Leave out the pictures and repeat the data exactly.

>> BEGIN Task material

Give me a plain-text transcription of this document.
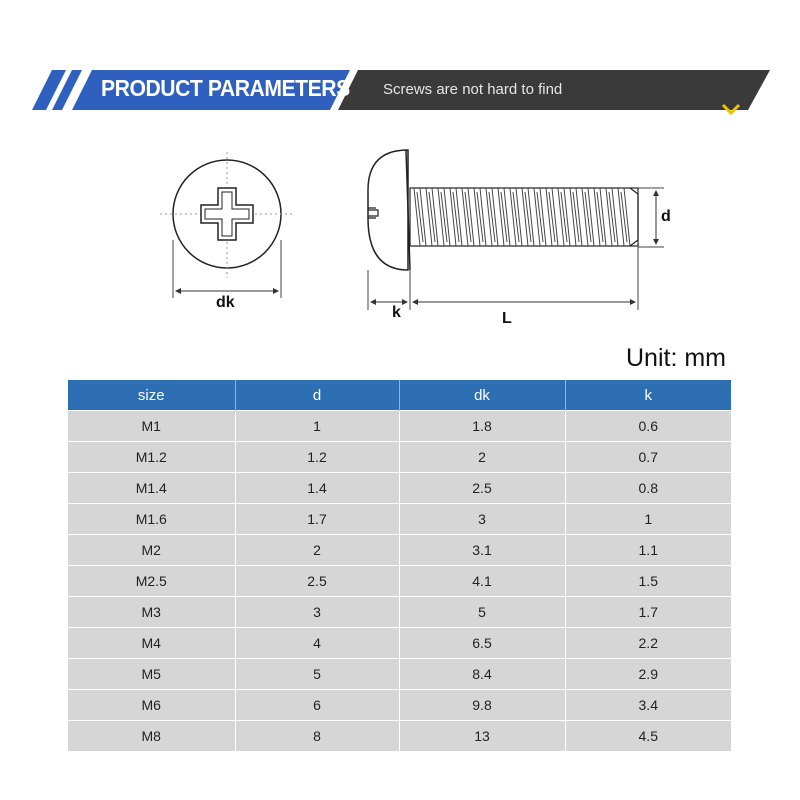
PRODUCT PARAMETERS Screws are not hard to find
dk
k	L
d
Unit: mm
size	d	dk	k
M1	1	1.8	0.6
M1.2	1.2	2	0.7
M1.4	1.4	2.5	0.8
M1.6	1.7	3	1
M2	2	3.1	1.1
M2.5	2.5	4.1	1.5
M3	3	5	1.7
M4	4	6.5	2.2
M5	5	8.4	2.9
M6	6	9.8	3.4
M8	8	13	4.5
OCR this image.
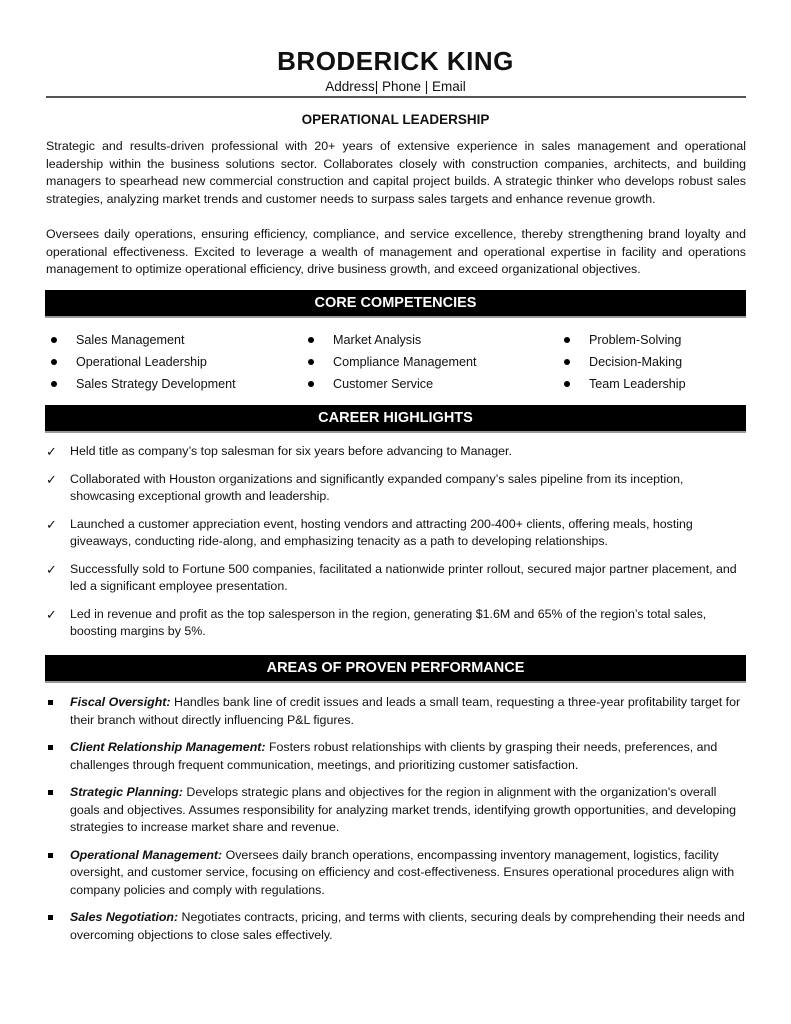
BRODERICK KING
Address| Phone | Email
OPERATIONAL LEADERSHIP

Strategic and results-driven professional with 20+ years of extensive experience in sales management and operational leadership within the business solutions sector. Collaborates closely with construction companies, architects, and building managers to spearhead new commercial construction and capital project builds. A strategic thinker who develops robust sales strategies, analyzing market trends and customer needs to surpass sales targets and enhance revenue growth.

Oversees daily operations, ensuring efficiency, compliance, and service excellence, thereby strengthening brand loyalty and operational effectiveness. Excited to leverage a wealth of management and operational expertise in facility and operations management to optimize operational efficiency, drive business growth, and exceed organizational objectives.

CORE COMPETENCIES
Sales Management
Operational Leadership
Sales Strategy Development
Market Analysis
Compliance Management
Customer Service
Problem-Solving
Decision-Making
Team Leadership
CAREER HIGHLIGHTS
✓ Held title as company’s top salesman for six years before advancing to Manager.
✓ Collaborated with Houston organizations and significantly expanded company’s sales pipeline from its inception, showcasing exceptional growth and leadership.
✓ Launched a customer appreciation event, hosting vendors and attracting 200-400+ clients, offering meals, hosting giveaways, conducting ride-along, and emphasizing tenacity as a path to developing relationships.
✓ Successfully sold to Fortune 500 companies, facilitated a nationwide printer rollout, secured major partner placement, and led a significant employee presentation.
✓ Led in revenue and profit as the top salesperson in the region, generating $1.6M and 65% of the region’s total sales, boosting margins by 5%.
AREAS OF PROVEN PERFORMANCE
Fiscal Oversight: Handles bank line of credit issues and leads a small team, requesting a three-year profitability target for their branch without directly influencing P&L figures.
Client Relationship Management: Fosters robust relationships with clients by grasping their needs, preferences, and challenges through frequent communication, meetings, and prioritizing customer satisfaction.
Strategic Planning: Develops strategic plans and objectives for the region in alignment with the organization's overall goals and objectives. Assumes responsibility for analyzing market trends, identifying growth opportunities, and developing strategies to increase market share and revenue.
Operational Management: Oversees daily branch operations, encompassing inventory management, logistics, facility oversight, and customer service, focusing on efficiency and cost-effectiveness. Ensures operational procedures align with company policies and comply with regulations.
Sales Negotiation: Negotiates contracts, pricing, and terms with clients, securing deals by comprehending their needs and overcoming objections to close sales effectively.
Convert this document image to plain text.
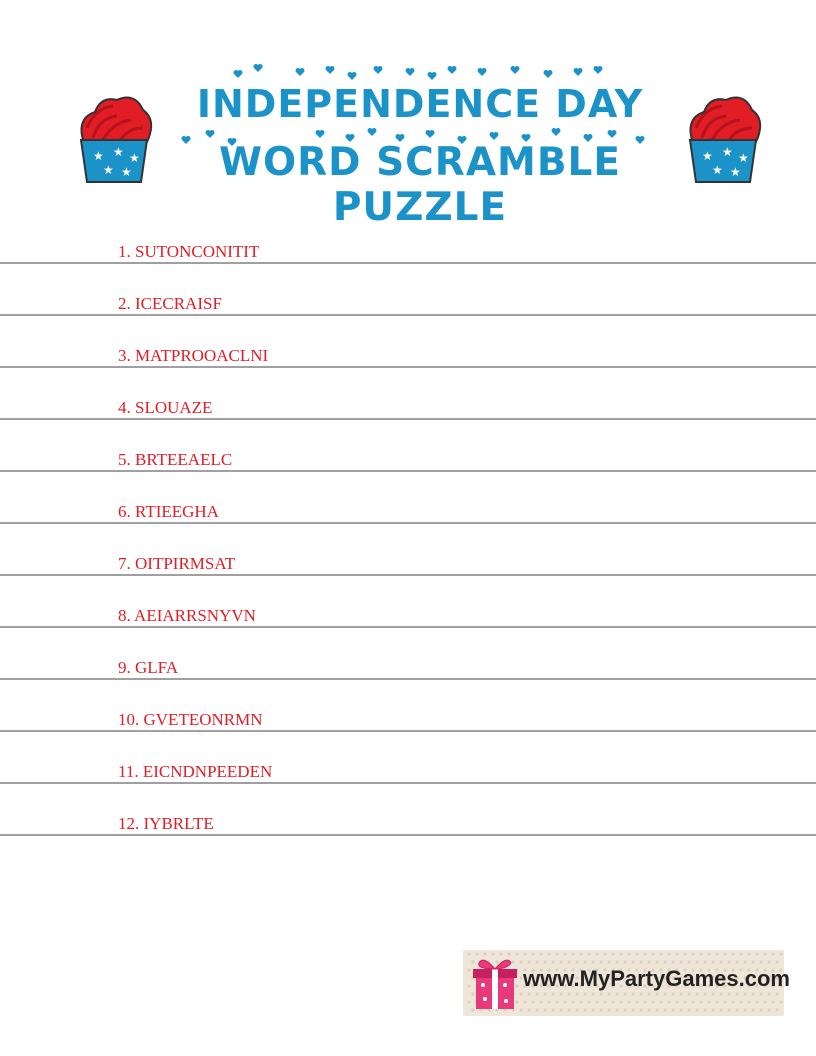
★ ★ ★
★ ★
★ ★ ★
★ ★
INDEPENDENCE DAY
WORD SCRAMBLE PUZZLE
1. SUTONCONITIT
2. ICECRAISF
3. MATPROOACLNI
4. SLOUAZE
5. BRTEEAELC
6. RTIEEGHA
7. OITPIRMSAT
8. AEIARRSNYVN
9. GLFA
10. GVETEONRMN
11. EICNDNPEEDEN
12. IYBRLTE
www.MyPartyGames.com
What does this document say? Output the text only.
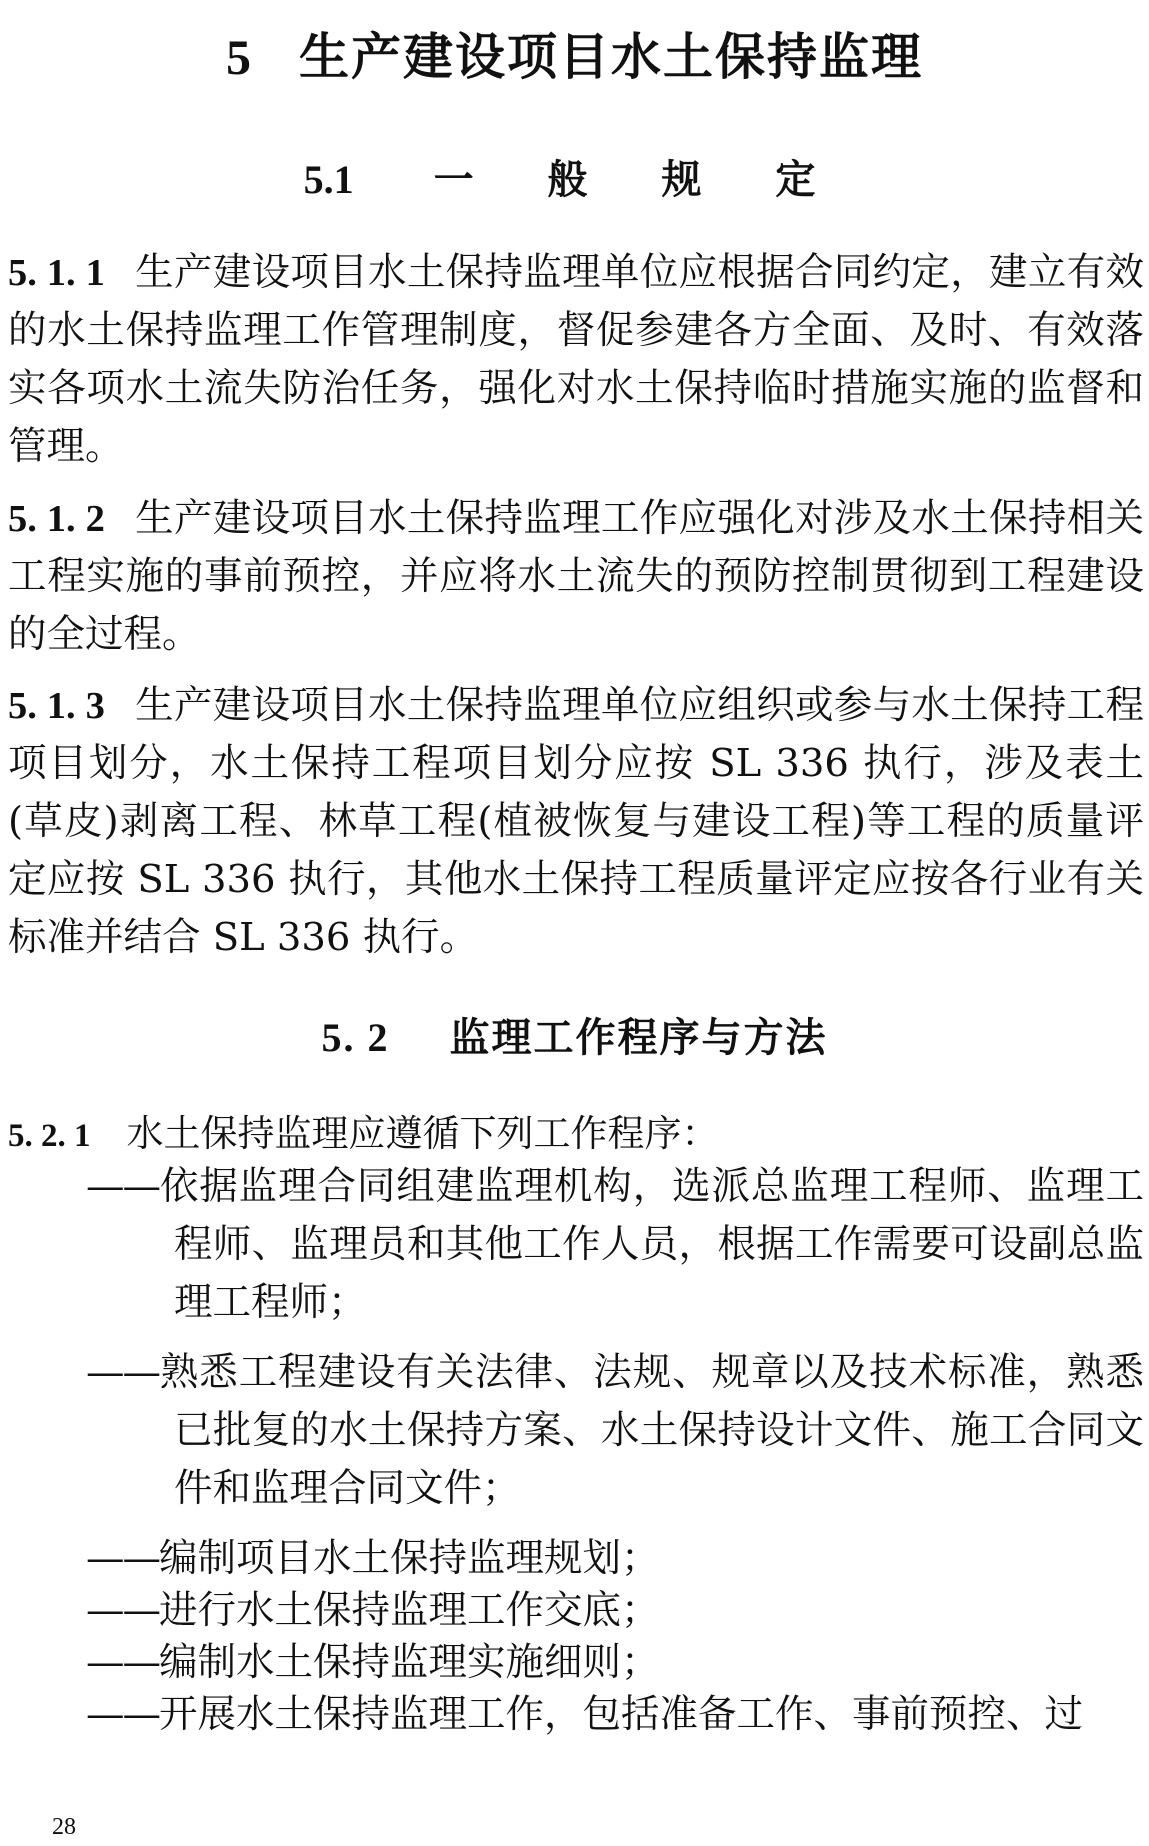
5 生产建设项目水土保持监理
5.1 一 般 规 定
5. 1. 1 生产建设项目水土保持监理单位应根据合同约定，建立有效的水土保持监理工作管理制度，督促参建各方全面、及时、有效落实各项水土流失防治任务，强化对水土保持临时措施实施的监督和管理。
5. 1. 2 生产建设项目水土保持监理工作应强化对涉及水土保持相关工程实施的事前预控，并应将水土流失的预防控制贯彻到工程建设的全过程。
5. 1. 3 生产建设项目水土保持监理单位应组织或参与水土保持工程项目划分，水土保持工程项目划分应按 SL 336 执行，涉及表土(草皮)剥离工程、林草工程(植被恢复与建设工程)等工程的质量评定应按 SL 336 执行，其他水土保持工程质量评定应按各行业有关标准并结合 SL 336 执行。
5. 2 监理工作程序与方法
5. 2. 1 水土保持监理应遵循下列工作程序：
——依据监理合同组建监理机构，选派总监理工程师、监理工程师、监理员和其他工作人员，根据工作需要可设副总监理工程师；
——熟悉工程建设有关法律、法规、规章以及技术标准，熟悉已批复的水土保持方案、水土保持设计文件、施工合同文件和监理合同文件；
——编制项目水土保持监理规划；
——进行水土保持监理工作交底；
——编制水土保持监理实施细则；
——开展水土保持监理工作，包括准备工作、事前预控、过
28
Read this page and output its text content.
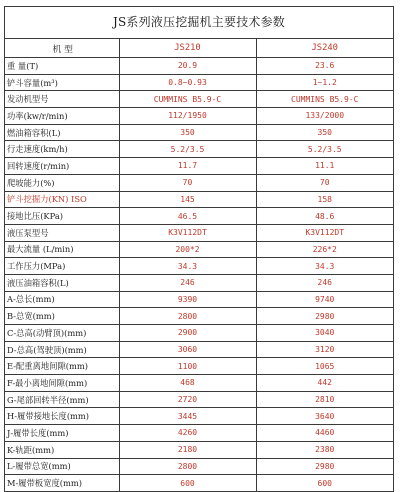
JS系列液压挖掘机主要技术参数
机 型	JS210	JS240
重 量(T)	20.9	23.6
铲斗容量(m³)	0.8~0.93	1~1.2
发动机型号	CUMMINS B5.9-C	CUMMINS B5.9-C
功率(kw/r/min)	112/1950	133/2000
燃油箱容积(L)	350	350
行走速度(km/h)	5.2/3.5	5.2/3.5
回转速度(r/min)	11.7	11.1
爬坡能力(%)	70	70
铲斗挖掘力(KN) ISO	145	158
接地比压(KPa)	46.5	48.6
液压泵型号	K3V112DT	K3V112DT
最大流量 (L/min)	200*2	226*2
工作压力(MPa)	34.3	34.3
液压油箱容积(L)	246	246
A-总长(mm)	9390	9740
B-总宽(mm)	2800	2980
C-总高(动臂顶)(mm)	2900	3040
D-总高(驾驶顶)(mm)	3060	3120
E-配重离地间隙(mm)	1100	1065
F-最小离地间隙(mm)	468	442
G-尾部回转半径(mm)	2720	2810
H-履带接地长度(mm)	3445	3640
J-履带长度(mm)	4260	4460
K-轨距(mm)	2180	2380
L-履带总宽(mm)	2800	2980
M-履带板宽度(mm)	600	600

>> END Task material

Result for this task
Give me a plain-text transcription of this document.
PRODUCT PARAMETERS Screws are not hard to find
dk
k	L
d
Unit: mm
size	d	dk	k
M1	1	1.8	0.6
M1.2	1.2	2	0.7
M1.4	1.4	2.5	0.8
M1.6	1.7	3	1
M2	2	3.1	1.1
M2.5	2.5	4.1	1.5
M3	3	5	1.7
M4	4	6.5	2.2
M5	5	8.4	2.9
M6	6	9.8	3.4
M8	8	13	4.5
OCR this image.
BRODERICK KING
Address| Phone | Email
OPERATIONAL LEADERSHIP

Strategic and results-driven professional with 20+ years of extensive experience in sales management and operational leadership within the business solutions sector. Collaborates closely with construction companies, architects, and building managers to spearhead new commercial construction and capital project builds. A strategic thinker who develops robust sales strategies, analyzing market trends and customer needs to surpass sales targets and enhance revenue growth.

Oversees daily operations, ensuring efficiency, compliance, and service excellence, thereby strengthening brand loyalty and operational effectiveness. Excited to leverage a wealth of management and operational expertise in facility and operations management to optimize operational efficiency, drive business growth, and exceed organizational objectives.

CORE COMPETENCIES
Sales Management
Operational Leadership
Sales Strategy Development
Market Analysis
Compliance Management
Customer Service
Problem-Solving
Decision-Making
Team Leadership
CAREER HIGHLIGHTS
✓ Held title as company’s top salesman for six years before advancing to Manager.
✓ Collaborated with Houston organizations and significantly expanded company’s sales pipeline from its inception, showcasing exceptional growth and leadership.
✓ Launched a customer appreciation event, hosting vendors and attracting 200-400+ clients, offering meals, hosting giveaways, conducting ride-along, and emphasizing tenacity as a path to developing relationships.
✓ Successfully sold to Fortune 500 companies, facilitated a nationwide printer rollout, secured major partner placement, and led a significant employee presentation.
✓ Led in revenue and profit as the top salesperson in the region, generating $1.6M and 65% of the region’s total sales, boosting margins by 5%.
AREAS OF PROVEN PERFORMANCE
Fiscal Oversight: Handles bank line of credit issues and leads a small team, requesting a three-year profitability target for their branch without directly influencing P&L figures.
Client Relationship Management: Fosters robust relationships with clients by grasping their needs, preferences, and challenges through frequent communication, meetings, and prioritizing customer satisfaction.
Strategic Planning: Develops strategic plans and objectives for the region in alignment with the organization's overall goals and objectives. Assumes responsibility for analyzing market trends, identifying growth opportunities, and developing strategies to increase market share and revenue.
Operational Management: Oversees daily branch operations, encompassing inventory management, logistics, facility oversight, and customer service, focusing on efficiency and cost-effectiveness. Ensures operational procedures align with company policies and comply with regulations.
Sales Negotiation: Negotiates contracts, pricing, and terms with clients, securing deals by comprehending their needs and overcoming objections to close sales effectively.
Convert this document image to plain text.
★ ★ ★
★ ★
★ ★ ★
★ ★
INDEPENDENCE DAY
WORD SCRAMBLE PUZZLE
1. SUTONCONITIT
2. ICECRAISF
3. MATPROOACLNI
4. SLOUAZE
5. BRTEEAELC
6. RTIEEGHA
7. OITPIRMSAT
8. AEIARRSNYVN
9. GLFA
10. GVETEONRMN
11. EICNDNPEEDEN
12. IYBRLTE
www.MyPartyGames.com
What does this document say? Output the text only.
5 生产建设项目水土保持监理
5.1 一 般 规 定
5. 1. 1 生产建设项目水土保持监理单位应根据合同约定，建立有效的水土保持监理工作管理制度，督促参建各方全面、及时、有效落实各项水土流失防治任务，强化对水土保持临时措施实施的监督和管理。
5. 1. 2 生产建设项目水土保持监理工作应强化对涉及水土保持相关工程实施的事前预控，并应将水土流失的预防控制贯彻到工程建设的全过程。
5. 1. 3 生产建设项目水土保持监理单位应组织或参与水土保持工程项目划分，水土保持工程项目划分应按 SL 336 执行，涉及表土(草皮)剥离工程、林草工程(植被恢复与建设工程)等工程的质量评定应按 SL 336 执行，其他水土保持工程质量评定应按各行业有关标准并结合 SL 336 执行。
5. 2 监理工作程序与方法
5. 2. 1 水土保持监理应遵循下列工作程序：
——依据监理合同组建监理机构，选派总监理工程师、监理工程师、监理员和其他工作人员，根据工作需要可设副总监理工程师；
——熟悉工程建设有关法律、法规、规章以及技术标准，熟悉已批复的水土保持方案、水土保持设计文件、施工合同文件和监理合同文件；
——编制项目水土保持监理规划；
——进行水土保持监理工作交底；
——编制水土保持监理实施细则；
——开展水土保持监理工作，包括准备工作、事前预控、过
28
Read this page and output its text content.
JS系列液压挖掘机主要技术参数
机 型	JS210	JS240
重 量(T)	20.9	23.6
铲斗容量(m³)	0.8~0.93	1~1.2
发动机型号	CUMMINS B5.9-C	CUMMINS B5.9-C
功率(kw/r/min)	112/1950	133/2000
燃油箱容积(L)	350	350
行走速度(km/h)	5.2/3.5	5.2/3.5
回转速度(r/min)	11.7	11.1
爬坡能力(%)	70	70
铲斗挖掘力(KN) ISO	145	158
接地比压(KPa)	46.5	48.6
液压泵型号	K3V112DT	K3V112DT
最大流量 (L/min)	200*2	226*2
工作压力(MPa)	34.3	34.3
液压油箱容积(L)	246	246
A-总长(mm)	9390	9740
B-总宽(mm)	2800	2980
C-总高(动臂顶)(mm)	2900	3040
D-总高(驾驶顶)(mm)	3060	3120
E-配重离地间隙(mm)	1100	1065
F-最小离地间隙(mm)	468	442
G-尾部回转半径(mm)	2720	2810
H-履带接地长度(mm)	3445	3640
J-履带长度(mm)	4260	4460
K-轨距(mm)	2180	2380
L-履带总宽(mm)	2800	2980
M-履带板宽度(mm)	600	600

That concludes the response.